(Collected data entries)
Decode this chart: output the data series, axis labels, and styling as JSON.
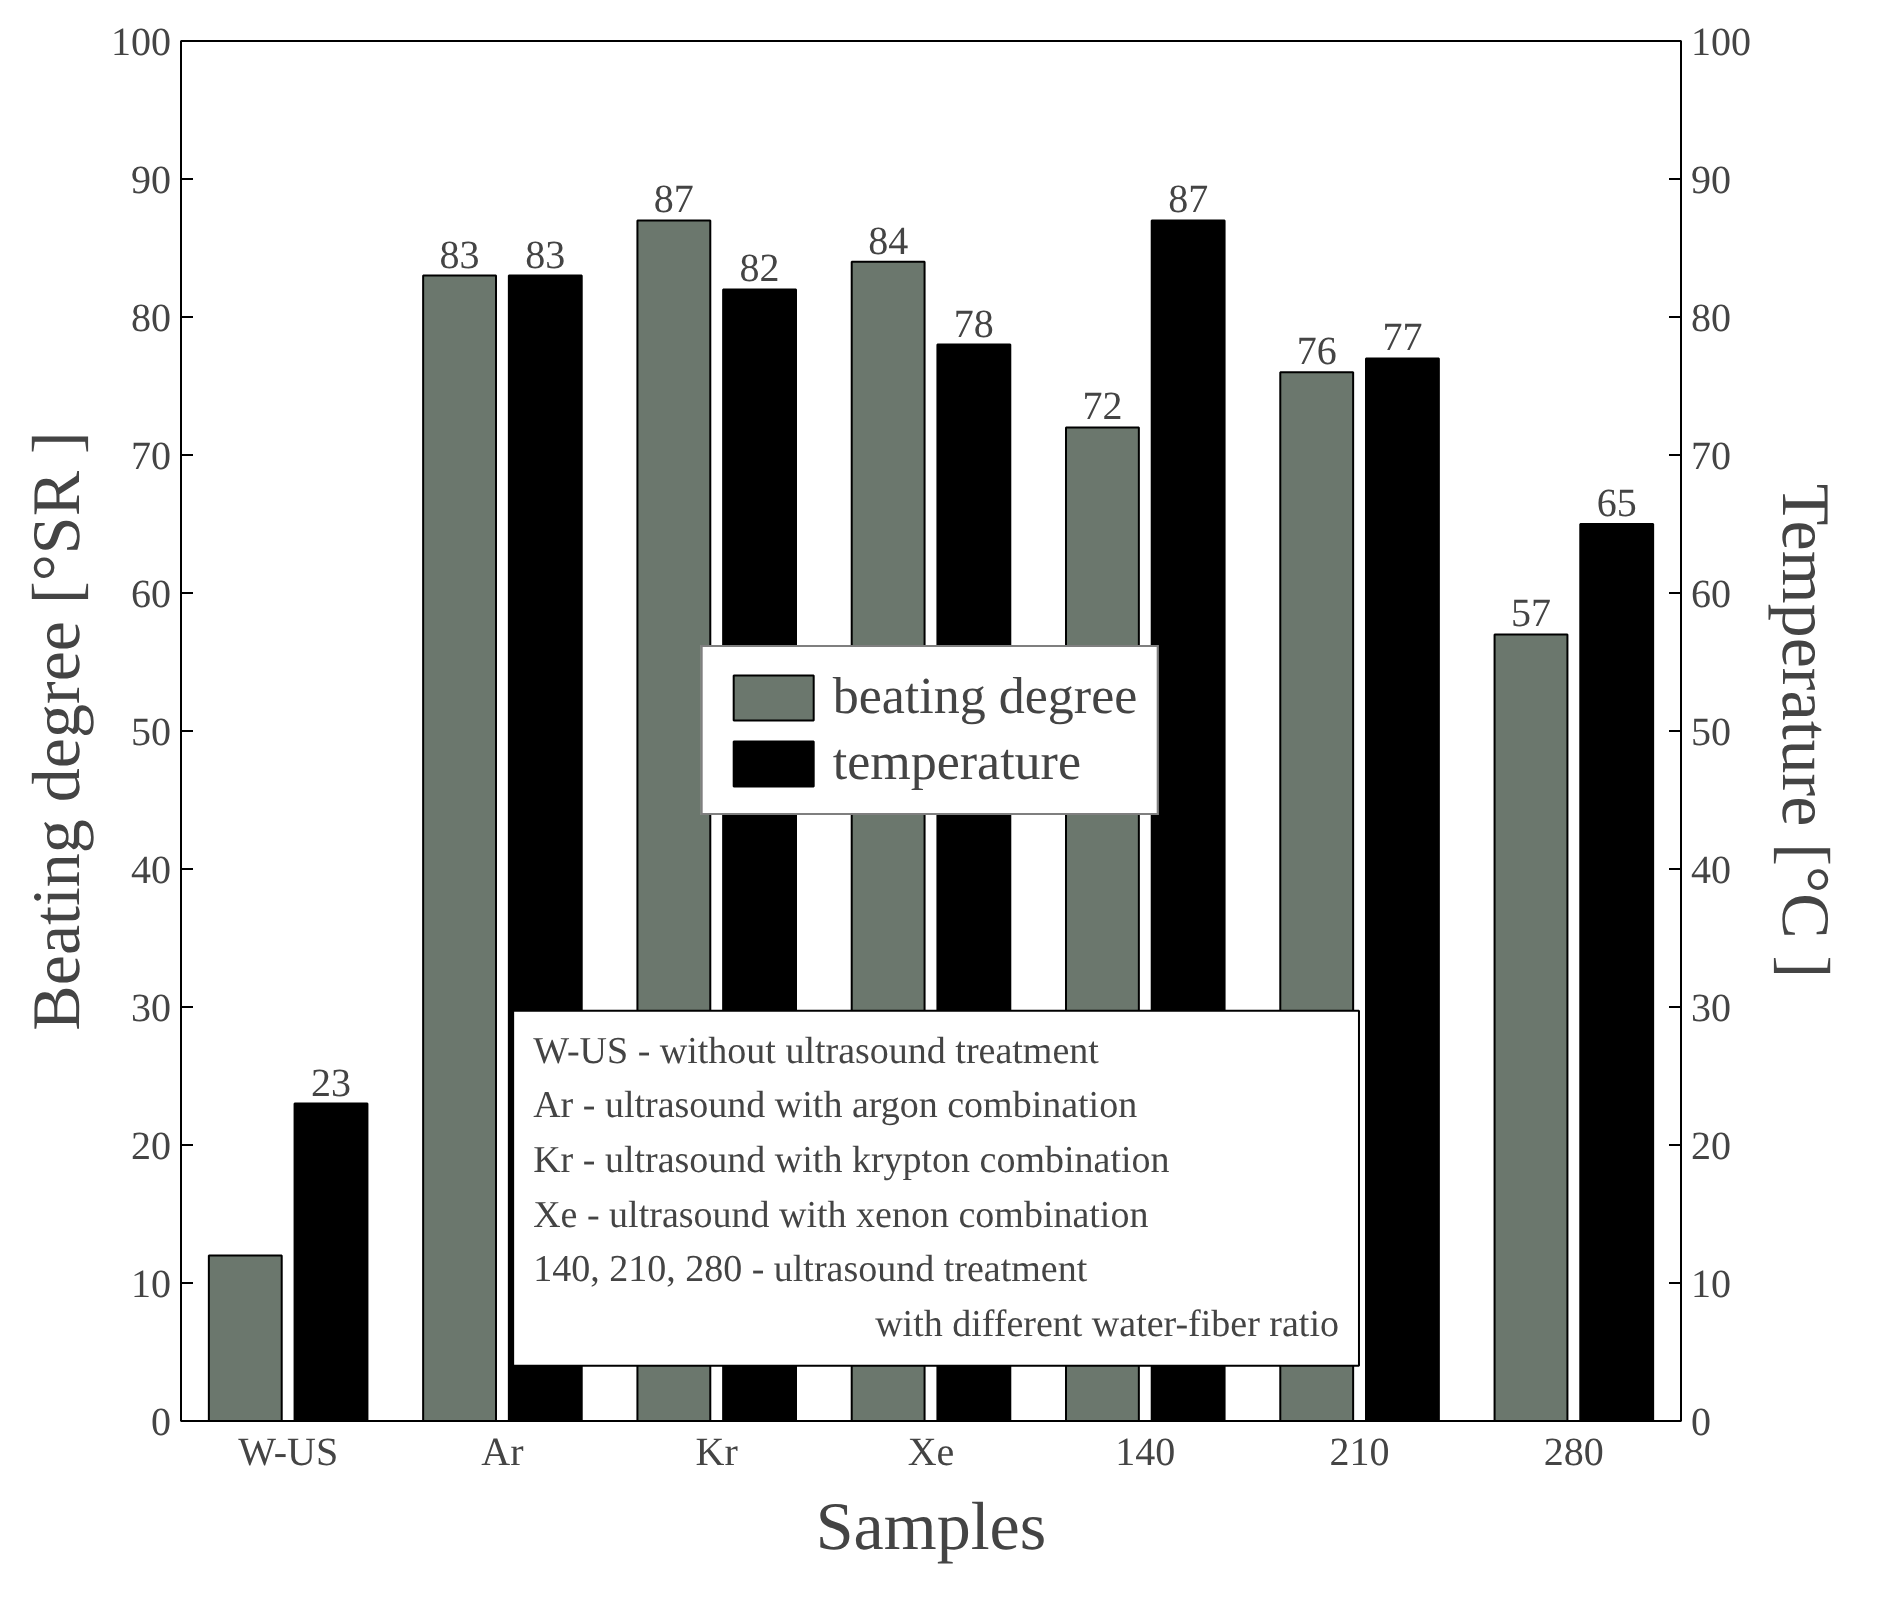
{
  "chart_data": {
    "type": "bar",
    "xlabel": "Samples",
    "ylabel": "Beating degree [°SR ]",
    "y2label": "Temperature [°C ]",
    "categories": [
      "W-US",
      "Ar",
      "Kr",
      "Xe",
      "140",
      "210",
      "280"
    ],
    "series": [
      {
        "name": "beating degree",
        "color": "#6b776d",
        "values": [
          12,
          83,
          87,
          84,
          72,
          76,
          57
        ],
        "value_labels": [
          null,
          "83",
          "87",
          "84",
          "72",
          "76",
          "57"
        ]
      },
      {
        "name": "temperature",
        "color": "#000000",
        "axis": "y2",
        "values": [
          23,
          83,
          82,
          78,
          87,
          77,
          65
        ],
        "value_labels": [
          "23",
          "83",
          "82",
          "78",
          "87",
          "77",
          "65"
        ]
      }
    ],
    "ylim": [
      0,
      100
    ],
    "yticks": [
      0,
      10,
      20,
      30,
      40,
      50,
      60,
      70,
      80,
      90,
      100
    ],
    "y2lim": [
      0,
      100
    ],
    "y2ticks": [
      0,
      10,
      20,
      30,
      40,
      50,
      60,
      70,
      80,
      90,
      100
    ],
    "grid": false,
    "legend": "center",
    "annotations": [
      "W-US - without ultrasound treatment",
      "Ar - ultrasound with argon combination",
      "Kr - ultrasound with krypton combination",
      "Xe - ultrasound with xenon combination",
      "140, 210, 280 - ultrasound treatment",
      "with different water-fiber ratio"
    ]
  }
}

...

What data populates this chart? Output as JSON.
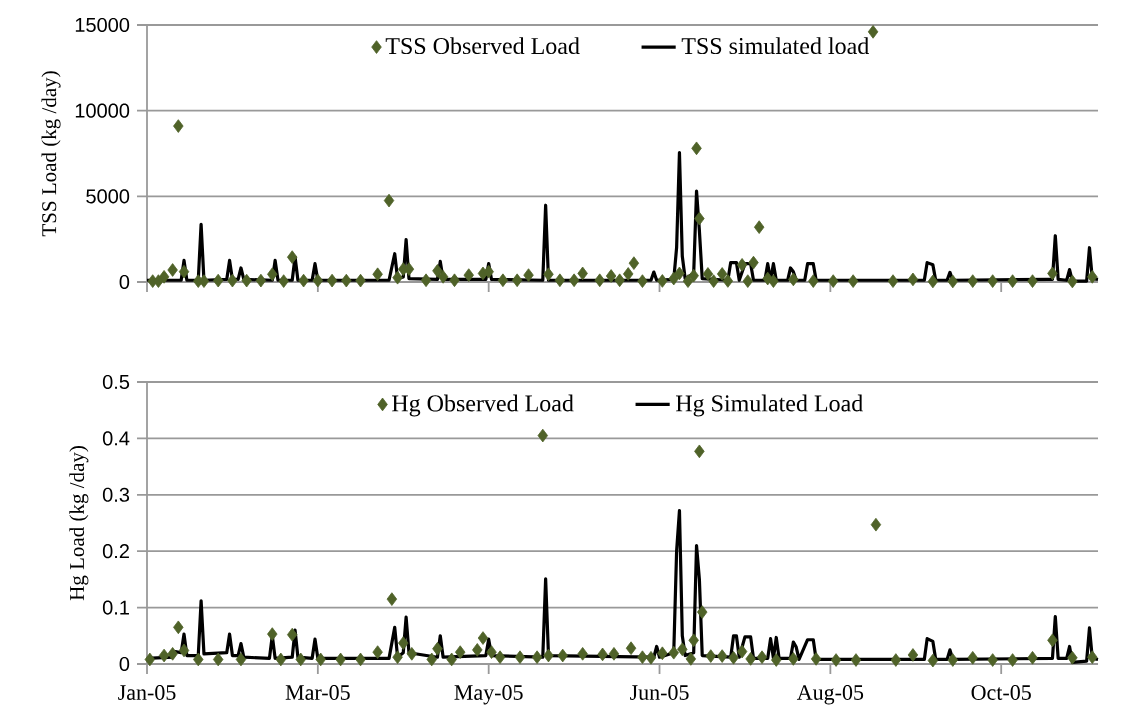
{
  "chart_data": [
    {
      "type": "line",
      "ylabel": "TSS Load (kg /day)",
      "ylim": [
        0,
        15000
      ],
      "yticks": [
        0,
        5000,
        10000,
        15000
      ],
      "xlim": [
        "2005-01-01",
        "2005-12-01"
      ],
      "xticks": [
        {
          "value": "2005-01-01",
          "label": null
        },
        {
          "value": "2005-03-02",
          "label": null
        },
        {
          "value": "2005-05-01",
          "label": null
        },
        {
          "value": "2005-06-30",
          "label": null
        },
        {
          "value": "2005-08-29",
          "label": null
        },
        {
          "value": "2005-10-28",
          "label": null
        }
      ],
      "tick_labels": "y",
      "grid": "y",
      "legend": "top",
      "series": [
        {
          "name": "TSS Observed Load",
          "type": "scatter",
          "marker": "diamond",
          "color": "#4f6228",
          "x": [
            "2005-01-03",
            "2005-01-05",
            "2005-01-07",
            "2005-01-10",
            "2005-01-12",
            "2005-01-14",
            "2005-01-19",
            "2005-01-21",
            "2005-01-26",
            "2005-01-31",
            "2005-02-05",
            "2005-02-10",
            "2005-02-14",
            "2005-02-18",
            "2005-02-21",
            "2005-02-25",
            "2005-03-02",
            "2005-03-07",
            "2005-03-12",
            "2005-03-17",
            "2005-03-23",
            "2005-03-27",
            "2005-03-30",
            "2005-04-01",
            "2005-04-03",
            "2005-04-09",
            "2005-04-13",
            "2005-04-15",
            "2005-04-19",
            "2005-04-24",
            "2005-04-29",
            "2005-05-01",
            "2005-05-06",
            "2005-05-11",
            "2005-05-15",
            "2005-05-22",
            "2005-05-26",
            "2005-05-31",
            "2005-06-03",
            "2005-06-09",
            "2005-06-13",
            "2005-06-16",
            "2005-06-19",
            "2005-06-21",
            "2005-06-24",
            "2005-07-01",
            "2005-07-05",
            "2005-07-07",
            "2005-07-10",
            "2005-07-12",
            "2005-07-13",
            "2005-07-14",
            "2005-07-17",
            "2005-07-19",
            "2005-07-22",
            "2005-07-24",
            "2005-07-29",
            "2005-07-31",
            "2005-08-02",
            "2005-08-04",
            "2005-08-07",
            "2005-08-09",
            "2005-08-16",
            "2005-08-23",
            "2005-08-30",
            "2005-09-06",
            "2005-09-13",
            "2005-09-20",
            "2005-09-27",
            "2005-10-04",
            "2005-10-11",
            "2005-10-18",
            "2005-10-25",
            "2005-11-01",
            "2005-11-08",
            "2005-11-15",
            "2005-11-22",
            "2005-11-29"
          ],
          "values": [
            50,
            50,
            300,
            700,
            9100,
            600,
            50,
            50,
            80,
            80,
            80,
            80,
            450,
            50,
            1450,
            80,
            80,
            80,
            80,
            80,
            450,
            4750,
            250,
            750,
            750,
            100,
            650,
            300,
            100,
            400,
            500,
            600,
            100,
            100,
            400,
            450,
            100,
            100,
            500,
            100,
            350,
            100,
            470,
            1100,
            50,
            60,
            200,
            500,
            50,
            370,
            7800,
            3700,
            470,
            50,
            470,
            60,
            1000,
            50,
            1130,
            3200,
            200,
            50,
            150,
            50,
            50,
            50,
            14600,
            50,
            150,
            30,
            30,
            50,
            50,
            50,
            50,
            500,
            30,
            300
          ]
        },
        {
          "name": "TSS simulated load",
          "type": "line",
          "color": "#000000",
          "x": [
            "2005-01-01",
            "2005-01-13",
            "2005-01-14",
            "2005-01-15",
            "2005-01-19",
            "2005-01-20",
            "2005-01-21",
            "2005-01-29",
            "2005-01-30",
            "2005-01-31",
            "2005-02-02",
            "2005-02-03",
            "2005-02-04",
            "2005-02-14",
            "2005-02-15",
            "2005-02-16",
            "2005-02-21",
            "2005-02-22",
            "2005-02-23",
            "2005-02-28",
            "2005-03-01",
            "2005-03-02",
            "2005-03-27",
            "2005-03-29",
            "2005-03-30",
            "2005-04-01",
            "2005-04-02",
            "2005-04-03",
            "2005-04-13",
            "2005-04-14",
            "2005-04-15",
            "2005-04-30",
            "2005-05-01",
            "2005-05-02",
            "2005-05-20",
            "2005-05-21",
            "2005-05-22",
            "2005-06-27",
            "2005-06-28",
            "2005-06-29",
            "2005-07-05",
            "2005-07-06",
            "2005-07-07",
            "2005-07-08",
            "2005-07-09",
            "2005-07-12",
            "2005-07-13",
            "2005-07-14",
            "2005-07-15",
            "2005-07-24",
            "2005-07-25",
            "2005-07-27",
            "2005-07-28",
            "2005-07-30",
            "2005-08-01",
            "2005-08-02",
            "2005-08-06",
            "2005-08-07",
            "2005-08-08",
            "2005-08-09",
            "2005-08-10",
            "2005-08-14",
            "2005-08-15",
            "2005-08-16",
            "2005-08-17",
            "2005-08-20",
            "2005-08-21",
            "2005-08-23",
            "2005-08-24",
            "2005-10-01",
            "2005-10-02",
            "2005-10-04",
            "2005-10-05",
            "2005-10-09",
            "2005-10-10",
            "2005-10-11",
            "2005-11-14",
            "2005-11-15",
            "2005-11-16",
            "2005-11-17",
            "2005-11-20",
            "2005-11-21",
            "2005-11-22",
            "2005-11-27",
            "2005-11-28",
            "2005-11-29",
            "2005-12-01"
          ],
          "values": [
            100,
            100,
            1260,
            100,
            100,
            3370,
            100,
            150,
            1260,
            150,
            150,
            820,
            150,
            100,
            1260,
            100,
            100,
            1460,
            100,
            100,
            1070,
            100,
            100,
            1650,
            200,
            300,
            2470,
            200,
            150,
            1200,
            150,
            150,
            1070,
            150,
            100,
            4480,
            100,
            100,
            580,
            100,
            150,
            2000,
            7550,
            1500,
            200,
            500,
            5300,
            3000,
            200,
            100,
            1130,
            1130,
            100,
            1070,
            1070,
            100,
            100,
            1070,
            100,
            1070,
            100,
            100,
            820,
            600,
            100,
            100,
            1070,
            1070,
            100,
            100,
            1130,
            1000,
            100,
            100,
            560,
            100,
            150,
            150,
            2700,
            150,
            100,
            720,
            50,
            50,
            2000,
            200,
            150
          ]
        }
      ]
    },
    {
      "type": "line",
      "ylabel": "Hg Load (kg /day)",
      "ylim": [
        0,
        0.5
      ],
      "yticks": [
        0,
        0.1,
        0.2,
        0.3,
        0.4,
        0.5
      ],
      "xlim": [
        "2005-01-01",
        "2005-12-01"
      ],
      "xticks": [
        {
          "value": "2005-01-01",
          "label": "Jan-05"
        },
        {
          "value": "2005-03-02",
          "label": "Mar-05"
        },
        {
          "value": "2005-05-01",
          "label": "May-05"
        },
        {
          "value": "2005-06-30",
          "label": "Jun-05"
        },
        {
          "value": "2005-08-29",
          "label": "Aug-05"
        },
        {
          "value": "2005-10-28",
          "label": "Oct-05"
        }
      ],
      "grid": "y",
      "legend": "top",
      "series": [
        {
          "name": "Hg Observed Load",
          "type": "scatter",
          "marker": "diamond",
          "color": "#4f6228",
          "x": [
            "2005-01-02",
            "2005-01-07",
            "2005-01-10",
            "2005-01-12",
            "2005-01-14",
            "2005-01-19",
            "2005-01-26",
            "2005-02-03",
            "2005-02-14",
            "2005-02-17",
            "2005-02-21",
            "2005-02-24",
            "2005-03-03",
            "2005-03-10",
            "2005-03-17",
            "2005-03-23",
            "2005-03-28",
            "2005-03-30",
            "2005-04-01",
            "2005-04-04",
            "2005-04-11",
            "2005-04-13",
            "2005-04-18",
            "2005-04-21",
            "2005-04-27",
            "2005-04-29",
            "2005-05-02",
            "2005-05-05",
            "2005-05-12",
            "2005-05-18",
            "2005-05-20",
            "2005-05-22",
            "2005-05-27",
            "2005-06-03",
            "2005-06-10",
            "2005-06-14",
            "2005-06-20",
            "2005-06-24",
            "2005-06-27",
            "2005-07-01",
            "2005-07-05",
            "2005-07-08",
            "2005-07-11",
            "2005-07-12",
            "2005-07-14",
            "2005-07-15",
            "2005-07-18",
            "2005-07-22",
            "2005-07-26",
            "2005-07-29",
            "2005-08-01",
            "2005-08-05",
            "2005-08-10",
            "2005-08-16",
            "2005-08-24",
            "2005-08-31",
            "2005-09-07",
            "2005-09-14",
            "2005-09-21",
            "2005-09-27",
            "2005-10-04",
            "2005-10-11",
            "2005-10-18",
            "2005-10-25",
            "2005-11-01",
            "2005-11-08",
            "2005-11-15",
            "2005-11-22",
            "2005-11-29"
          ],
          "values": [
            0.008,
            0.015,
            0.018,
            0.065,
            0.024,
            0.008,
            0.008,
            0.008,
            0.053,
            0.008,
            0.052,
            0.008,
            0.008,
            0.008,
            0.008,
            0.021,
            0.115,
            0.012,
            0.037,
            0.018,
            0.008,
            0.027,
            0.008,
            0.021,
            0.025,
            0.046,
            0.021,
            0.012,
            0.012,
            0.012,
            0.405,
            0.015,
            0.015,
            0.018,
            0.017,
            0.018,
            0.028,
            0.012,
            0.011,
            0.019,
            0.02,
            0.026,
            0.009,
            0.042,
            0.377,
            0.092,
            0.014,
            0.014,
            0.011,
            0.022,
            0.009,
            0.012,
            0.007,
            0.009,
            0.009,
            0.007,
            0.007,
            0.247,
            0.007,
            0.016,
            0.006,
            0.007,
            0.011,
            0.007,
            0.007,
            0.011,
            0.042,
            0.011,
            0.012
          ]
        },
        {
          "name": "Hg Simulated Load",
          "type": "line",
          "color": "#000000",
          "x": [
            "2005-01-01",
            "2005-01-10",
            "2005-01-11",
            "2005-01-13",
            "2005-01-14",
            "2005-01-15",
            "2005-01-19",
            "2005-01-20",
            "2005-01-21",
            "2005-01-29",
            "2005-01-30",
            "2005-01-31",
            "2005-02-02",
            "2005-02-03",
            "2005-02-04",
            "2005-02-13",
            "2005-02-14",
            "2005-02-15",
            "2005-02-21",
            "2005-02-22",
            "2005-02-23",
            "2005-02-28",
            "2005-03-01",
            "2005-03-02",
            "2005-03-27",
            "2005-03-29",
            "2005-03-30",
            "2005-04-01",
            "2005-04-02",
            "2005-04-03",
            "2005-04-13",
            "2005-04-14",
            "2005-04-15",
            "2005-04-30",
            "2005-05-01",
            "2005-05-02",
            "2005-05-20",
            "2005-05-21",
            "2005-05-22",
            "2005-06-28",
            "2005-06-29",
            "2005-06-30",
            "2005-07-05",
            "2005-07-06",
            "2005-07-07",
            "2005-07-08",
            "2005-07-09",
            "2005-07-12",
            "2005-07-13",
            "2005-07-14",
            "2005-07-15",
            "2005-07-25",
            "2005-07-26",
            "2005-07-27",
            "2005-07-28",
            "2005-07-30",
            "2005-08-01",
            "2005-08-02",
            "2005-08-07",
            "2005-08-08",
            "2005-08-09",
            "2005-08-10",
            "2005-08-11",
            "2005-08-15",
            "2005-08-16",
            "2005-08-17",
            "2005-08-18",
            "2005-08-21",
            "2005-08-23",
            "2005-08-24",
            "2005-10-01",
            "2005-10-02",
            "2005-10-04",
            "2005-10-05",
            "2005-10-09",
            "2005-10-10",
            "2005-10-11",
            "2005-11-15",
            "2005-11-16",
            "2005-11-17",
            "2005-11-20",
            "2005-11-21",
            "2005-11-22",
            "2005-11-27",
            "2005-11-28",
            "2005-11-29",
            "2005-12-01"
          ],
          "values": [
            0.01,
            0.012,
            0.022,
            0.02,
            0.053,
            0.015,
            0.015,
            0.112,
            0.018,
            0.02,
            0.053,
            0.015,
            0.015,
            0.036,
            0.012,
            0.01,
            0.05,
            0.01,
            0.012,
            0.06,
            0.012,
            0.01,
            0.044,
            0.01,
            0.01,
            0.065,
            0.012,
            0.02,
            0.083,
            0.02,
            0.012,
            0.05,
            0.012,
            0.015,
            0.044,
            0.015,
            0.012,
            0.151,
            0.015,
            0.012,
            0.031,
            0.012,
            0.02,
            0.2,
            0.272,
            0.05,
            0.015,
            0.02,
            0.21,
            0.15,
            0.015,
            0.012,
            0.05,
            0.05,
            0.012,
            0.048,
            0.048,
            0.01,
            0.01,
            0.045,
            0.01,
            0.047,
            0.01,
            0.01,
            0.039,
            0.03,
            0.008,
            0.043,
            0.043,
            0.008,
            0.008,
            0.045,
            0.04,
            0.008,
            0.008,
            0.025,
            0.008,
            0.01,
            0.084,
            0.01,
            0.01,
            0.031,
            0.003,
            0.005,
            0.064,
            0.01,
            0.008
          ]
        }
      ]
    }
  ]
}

§ **Written request**
Copy each line of the records containing the string "name".

§ **Reply to the exercise**
        "name": "beating degree",
        "name": "temperature",
          "name": "TSS Observed Load",
          "name": "TSS simulated load",
          "name": "Hg Observed Load",
          "name": "Hg Simulated Load",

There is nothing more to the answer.